┌─ Dataset
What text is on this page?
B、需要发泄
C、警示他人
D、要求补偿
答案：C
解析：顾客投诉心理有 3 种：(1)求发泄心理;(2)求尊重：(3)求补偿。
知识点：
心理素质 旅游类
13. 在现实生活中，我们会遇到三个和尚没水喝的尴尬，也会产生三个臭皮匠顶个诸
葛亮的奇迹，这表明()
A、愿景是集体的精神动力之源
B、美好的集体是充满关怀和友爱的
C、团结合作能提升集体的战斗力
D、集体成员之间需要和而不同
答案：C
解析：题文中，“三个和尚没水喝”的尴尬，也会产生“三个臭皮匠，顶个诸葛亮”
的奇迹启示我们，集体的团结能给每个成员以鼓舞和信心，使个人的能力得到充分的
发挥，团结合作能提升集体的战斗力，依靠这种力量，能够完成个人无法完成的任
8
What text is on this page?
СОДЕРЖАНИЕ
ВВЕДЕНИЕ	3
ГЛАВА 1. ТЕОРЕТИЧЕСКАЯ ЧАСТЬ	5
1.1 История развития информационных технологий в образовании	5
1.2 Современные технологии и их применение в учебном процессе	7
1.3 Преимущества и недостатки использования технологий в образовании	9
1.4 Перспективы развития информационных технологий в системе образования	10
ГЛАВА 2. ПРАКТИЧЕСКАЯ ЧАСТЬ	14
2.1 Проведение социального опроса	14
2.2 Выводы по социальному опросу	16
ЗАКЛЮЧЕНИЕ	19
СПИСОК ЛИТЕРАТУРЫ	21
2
└─
The problem>
Recite the full listing above exactly.

Exercise output>
What text is on this page?
B、需要发泄
C、警示他人
D、要求补偿
答案：C
解析：顾客投诉心理有 3 种：(1)求发泄心理;(2)求尊重：(3)求补偿。
知识点：
心理素质 旅游类
13. 在现实生活中，我们会遇到三个和尚没水喝的尴尬，也会产生三个臭皮匠顶个诸
葛亮的奇迹，这表明()
A、愿景是集体的精神动力之源
B、美好的集体是充满关怀和友爱的
C、团结合作能提升集体的战斗力
D、集体成员之间需要和而不同
答案：C
解析：题文中，“三个和尚没水喝”的尴尬，也会产生“三个臭皮匠，顶个诸葛亮”
的奇迹启示我们，集体的团结能给每个成员以鼓舞和信心，使个人的能力得到充分的
发挥，团结合作能提升集体的战斗力，依靠这种力量，能够完成个人无法完成的任
8
What text is on this page?
СОДЕРЖАНИЕ
ВВЕДЕНИЕ	3
ГЛАВА 1. ТЕОРЕТИЧЕСКАЯ ЧАСТЬ	5
1.1 История развития информационных технологий в образовании	5
1.2 Современные технологии и их применение в учебном процессе	7
1.3 Преимущества и недостатки использования технологий в образовании	9
1.4 Перспективы развития информационных технологий в системе образования	10
ГЛАВА 2. ПРАКТИЧЕСКАЯ ЧАСТЬ	14
2.1 Проведение социального опроса	14
2.2 Выводы по социальному опросу	16
ЗАКЛЮЧЕНИЕ	19
СПИСОК ЛИТЕРАТУРЫ	21
2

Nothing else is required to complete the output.